In the data, extract each line that holds the string "JSON".

=======

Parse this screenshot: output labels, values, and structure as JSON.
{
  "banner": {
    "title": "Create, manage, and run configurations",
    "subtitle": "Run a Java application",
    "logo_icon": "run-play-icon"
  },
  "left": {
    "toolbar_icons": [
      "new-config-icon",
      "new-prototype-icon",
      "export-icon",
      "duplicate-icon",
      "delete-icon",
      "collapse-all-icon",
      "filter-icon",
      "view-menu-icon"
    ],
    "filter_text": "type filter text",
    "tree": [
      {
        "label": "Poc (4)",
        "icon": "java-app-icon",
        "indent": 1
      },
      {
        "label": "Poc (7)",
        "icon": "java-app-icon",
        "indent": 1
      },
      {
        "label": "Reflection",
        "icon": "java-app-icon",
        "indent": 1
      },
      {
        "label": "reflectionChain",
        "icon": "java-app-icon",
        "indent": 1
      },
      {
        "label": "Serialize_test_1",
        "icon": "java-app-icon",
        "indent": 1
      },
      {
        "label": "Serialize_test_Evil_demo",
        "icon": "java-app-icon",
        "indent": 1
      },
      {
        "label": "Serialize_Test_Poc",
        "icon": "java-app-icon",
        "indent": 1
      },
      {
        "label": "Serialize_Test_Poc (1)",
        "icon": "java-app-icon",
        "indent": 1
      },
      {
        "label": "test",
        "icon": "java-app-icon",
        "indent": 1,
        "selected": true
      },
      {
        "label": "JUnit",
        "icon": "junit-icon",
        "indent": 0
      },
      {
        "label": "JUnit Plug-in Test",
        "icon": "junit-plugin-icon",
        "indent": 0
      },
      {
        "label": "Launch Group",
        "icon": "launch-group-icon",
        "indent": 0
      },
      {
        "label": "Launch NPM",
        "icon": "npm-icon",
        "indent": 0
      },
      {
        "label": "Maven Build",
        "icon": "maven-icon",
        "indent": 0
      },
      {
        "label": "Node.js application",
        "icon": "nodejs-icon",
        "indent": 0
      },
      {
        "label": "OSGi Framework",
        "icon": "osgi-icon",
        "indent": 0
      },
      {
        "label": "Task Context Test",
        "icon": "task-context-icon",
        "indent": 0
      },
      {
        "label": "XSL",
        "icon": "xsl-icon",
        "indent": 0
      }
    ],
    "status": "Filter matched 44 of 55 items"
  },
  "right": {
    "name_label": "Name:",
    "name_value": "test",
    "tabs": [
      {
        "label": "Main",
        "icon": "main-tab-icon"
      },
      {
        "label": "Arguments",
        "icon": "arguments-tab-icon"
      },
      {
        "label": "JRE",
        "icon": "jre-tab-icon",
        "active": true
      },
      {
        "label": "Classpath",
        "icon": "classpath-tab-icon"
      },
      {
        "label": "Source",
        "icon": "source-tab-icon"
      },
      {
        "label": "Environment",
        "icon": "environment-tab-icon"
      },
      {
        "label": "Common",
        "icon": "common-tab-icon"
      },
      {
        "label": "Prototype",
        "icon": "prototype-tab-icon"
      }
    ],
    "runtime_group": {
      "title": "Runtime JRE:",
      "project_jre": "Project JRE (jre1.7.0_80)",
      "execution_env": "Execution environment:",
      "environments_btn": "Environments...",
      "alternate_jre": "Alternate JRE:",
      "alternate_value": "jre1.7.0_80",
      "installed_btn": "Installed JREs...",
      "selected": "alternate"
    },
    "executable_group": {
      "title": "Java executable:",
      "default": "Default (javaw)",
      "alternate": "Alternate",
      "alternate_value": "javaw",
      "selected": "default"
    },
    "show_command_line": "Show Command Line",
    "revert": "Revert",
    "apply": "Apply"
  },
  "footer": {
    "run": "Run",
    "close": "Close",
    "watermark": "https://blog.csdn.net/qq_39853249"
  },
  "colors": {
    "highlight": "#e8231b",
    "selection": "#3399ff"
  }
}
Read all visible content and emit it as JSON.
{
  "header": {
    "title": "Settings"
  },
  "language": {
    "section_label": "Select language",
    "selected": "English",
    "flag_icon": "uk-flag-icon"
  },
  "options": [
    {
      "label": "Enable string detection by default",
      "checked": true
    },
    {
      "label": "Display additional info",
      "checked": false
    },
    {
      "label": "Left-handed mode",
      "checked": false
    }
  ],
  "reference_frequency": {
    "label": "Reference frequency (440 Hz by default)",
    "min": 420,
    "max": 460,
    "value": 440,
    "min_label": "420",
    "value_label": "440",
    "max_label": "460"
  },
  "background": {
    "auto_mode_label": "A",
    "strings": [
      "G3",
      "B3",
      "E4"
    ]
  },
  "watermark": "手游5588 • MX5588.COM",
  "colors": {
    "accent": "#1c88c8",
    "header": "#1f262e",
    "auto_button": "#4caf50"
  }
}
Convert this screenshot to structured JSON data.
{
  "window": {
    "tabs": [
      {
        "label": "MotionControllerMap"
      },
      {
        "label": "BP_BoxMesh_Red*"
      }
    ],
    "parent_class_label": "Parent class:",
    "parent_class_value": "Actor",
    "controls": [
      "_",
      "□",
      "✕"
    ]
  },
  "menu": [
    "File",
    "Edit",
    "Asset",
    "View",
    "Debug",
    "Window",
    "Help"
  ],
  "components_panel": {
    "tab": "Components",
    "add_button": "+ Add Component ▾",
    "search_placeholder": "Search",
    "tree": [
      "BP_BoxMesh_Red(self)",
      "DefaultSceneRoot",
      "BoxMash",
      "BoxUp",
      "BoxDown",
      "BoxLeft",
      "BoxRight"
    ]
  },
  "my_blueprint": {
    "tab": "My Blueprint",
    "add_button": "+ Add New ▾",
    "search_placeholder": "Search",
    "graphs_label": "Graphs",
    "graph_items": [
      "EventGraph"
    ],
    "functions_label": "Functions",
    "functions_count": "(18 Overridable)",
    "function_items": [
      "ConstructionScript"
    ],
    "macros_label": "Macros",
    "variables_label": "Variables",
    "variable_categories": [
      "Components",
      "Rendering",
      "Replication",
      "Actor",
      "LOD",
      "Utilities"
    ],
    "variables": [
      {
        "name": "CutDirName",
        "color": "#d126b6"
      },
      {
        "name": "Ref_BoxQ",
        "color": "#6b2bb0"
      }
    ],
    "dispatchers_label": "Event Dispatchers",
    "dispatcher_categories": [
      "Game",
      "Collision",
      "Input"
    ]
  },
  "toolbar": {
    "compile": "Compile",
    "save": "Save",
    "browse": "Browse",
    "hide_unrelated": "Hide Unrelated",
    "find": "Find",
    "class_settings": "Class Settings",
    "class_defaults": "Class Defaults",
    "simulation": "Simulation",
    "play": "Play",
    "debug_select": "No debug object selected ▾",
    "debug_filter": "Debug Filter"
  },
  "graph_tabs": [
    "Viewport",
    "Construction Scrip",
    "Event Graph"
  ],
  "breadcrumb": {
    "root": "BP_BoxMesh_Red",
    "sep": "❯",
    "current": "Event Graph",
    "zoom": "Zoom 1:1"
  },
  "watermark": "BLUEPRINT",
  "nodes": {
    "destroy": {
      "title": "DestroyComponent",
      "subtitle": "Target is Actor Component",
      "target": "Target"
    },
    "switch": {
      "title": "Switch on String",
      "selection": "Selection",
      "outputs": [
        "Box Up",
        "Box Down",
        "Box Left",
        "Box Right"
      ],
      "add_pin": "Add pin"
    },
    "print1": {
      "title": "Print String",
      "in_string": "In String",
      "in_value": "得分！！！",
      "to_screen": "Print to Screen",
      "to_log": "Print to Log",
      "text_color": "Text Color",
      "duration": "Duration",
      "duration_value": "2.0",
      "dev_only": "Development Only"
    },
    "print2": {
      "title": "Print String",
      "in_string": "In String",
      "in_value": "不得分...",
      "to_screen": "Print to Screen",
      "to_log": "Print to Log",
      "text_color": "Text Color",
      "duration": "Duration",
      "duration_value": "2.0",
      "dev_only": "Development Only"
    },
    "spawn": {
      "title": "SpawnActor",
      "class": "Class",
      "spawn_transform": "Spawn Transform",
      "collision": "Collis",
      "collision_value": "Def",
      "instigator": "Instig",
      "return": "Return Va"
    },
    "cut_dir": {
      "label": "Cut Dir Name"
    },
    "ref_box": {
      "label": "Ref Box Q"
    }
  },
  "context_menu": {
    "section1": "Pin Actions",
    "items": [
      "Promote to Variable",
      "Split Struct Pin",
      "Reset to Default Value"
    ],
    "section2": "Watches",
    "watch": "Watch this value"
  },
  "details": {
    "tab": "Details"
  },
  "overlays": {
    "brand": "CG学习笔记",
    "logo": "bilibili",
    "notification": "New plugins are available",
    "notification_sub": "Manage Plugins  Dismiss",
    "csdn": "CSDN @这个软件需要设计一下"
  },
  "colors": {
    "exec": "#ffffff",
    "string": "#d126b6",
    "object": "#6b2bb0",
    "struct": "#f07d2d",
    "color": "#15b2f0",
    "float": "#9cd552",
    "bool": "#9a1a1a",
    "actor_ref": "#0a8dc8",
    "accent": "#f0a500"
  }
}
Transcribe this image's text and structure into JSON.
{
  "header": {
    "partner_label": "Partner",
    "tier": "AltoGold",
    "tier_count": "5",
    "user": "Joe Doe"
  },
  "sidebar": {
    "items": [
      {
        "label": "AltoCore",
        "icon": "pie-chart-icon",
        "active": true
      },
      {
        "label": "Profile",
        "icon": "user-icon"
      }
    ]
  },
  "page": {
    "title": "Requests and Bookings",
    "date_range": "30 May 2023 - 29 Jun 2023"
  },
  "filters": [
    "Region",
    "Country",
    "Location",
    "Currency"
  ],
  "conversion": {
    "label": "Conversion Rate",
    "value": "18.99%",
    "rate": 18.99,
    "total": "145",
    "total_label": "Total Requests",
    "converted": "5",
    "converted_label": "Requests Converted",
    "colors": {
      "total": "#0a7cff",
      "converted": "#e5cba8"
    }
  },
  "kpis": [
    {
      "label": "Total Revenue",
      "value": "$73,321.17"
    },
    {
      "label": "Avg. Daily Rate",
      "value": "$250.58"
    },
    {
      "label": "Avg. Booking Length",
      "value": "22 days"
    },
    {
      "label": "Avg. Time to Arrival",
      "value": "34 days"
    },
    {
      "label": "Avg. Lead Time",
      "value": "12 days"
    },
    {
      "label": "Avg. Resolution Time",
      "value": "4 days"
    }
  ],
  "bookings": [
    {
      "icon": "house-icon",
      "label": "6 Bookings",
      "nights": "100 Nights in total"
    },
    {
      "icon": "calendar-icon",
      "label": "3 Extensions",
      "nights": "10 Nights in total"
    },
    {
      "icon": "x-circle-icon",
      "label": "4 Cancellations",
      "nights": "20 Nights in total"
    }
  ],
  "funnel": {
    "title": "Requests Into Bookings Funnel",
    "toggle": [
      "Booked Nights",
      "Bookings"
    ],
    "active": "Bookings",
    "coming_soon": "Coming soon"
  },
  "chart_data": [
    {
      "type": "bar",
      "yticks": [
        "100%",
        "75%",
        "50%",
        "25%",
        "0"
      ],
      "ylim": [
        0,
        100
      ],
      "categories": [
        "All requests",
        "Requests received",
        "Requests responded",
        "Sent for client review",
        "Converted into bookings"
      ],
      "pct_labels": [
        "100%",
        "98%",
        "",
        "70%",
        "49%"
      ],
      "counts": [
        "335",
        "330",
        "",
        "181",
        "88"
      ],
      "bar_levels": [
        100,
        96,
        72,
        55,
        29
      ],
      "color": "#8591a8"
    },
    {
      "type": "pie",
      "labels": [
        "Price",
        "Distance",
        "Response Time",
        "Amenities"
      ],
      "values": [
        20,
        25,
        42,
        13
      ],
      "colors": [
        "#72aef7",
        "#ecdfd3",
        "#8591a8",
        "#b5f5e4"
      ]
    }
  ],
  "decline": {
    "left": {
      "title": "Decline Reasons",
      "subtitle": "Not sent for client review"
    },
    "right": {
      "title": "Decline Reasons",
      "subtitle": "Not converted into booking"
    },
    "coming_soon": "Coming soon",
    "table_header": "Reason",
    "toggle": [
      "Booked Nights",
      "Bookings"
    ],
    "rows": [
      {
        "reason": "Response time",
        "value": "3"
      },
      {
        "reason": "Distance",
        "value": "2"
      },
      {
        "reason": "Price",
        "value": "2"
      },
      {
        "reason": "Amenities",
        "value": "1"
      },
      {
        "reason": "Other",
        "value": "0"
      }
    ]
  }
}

=======

◆ TASK RESPONSE
Parse this screenshot: output labels, values, and structure as JSON.
Read all visible content and emit it as JSON.
Convert this screenshot to structured JSON data.
Transcribe this image's text and structure into JSON.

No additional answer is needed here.